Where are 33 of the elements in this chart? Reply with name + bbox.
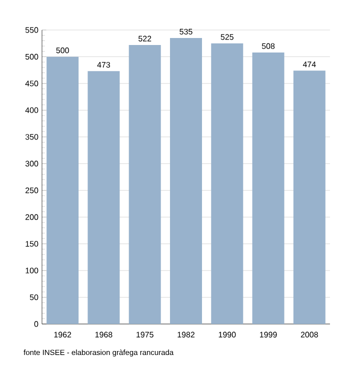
- y-tick-label: 150: [26, 240, 38, 247]
- y-tick-label: 0: [34, 321, 38, 327]
- bar: [211, 43, 244, 324]
- x-tick-label: 2008: [300, 332, 318, 338]
- bar: [252, 52, 284, 324]
- y-tick-label: 450: [25, 80, 38, 86]
- data-label: 473: [97, 62, 110, 68]
- x-tick-label: 1975: [136, 332, 154, 338]
- x-tick-label: 1962: [54, 332, 72, 338]
- bar: [128, 44, 161, 324]
- y-tick-label: 350: [25, 134, 38, 140]
- y-tick-label: 400: [25, 107, 38, 114]
- y-tick-label: 250: [26, 188, 38, 194]
- data-label: 535: [180, 28, 192, 34]
- x-tick-label: 1968: [95, 332, 112, 338]
- y-tick-label: 500: [25, 54, 38, 60]
- bar: [88, 71, 120, 324]
- data-label: 508: [262, 43, 275, 49]
- y-tick-label: 550: [25, 27, 38, 33]
- x-tick-label: 1990: [218, 332, 236, 338]
- y-tick-label: 200: [26, 214, 38, 220]
- bar: [293, 70, 326, 324]
- bar: [46, 56, 79, 324]
- data-label: 474: [302, 62, 316, 68]
- x-tick-label: 1999: [260, 332, 277, 338]
- data-label: 500: [56, 48, 69, 54]
- y-tick-label: 100: [26, 268, 38, 274]
- data-label: 522: [138, 36, 152, 42]
- bar: [170, 38, 202, 324]
- x-tick-label: 1982: [178, 332, 194, 338]
- data-label: 525: [220, 34, 234, 40]
- y-tick-label: 50: [30, 294, 38, 300]
- y-tick-label: 300: [25, 160, 38, 166]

GEGEVEN TAAK => Neem alle bovenstaande items woordelijk over, maar laat de afbeeldingen alstublieft weg.

UITGEVOERDE TAAK =>
Where are 33 of the elements in this chart? Reply with name + bbox.
- y-tick-label: 150: [26, 240, 38, 247]
- y-tick-label: 0: [34, 321, 38, 327]
- bar: [211, 43, 244, 324]
- x-tick-label: 2008: [300, 332, 318, 338]
- bar: [252, 52, 284, 324]
- y-tick-label: 450: [25, 80, 38, 86]
- data-label: 473: [97, 62, 110, 68]
- x-tick-label: 1975: [136, 332, 154, 338]
- x-tick-label: 1962: [54, 332, 72, 338]
- bar: [128, 44, 161, 324]
- y-tick-label: 350: [25, 134, 38, 140]
- y-tick-label: 400: [25, 107, 38, 114]
- y-tick-label: 250: [26, 188, 38, 194]
- data-label: 535: [180, 28, 192, 34]
- x-tick-label: 1968: [95, 332, 112, 338]
- y-tick-label: 500: [25, 54, 38, 60]
- bar: [88, 71, 120, 324]
- data-label: 508: [262, 43, 275, 49]
- y-tick-label: 550: [25, 27, 38, 33]
- x-tick-label: 1990: [218, 332, 236, 338]
- y-tick-label: 200: [26, 214, 38, 220]
- bar: [293, 70, 326, 324]
- bar: [46, 56, 79, 324]
- data-label: 474: [302, 62, 316, 68]
- x-tick-label: 1999: [260, 332, 277, 338]
- data-label: 500: [56, 48, 69, 54]
- y-tick-label: 100: [26, 268, 38, 274]
- data-label: 522: [138, 36, 152, 42]
- bar: [170, 38, 202, 324]
- x-tick-label: 1982: [178, 332, 194, 338]
- data-label: 525: [220, 34, 234, 40]
- y-tick-label: 50: [30, 294, 38, 300]
- y-tick-label: 300: [25, 160, 38, 166]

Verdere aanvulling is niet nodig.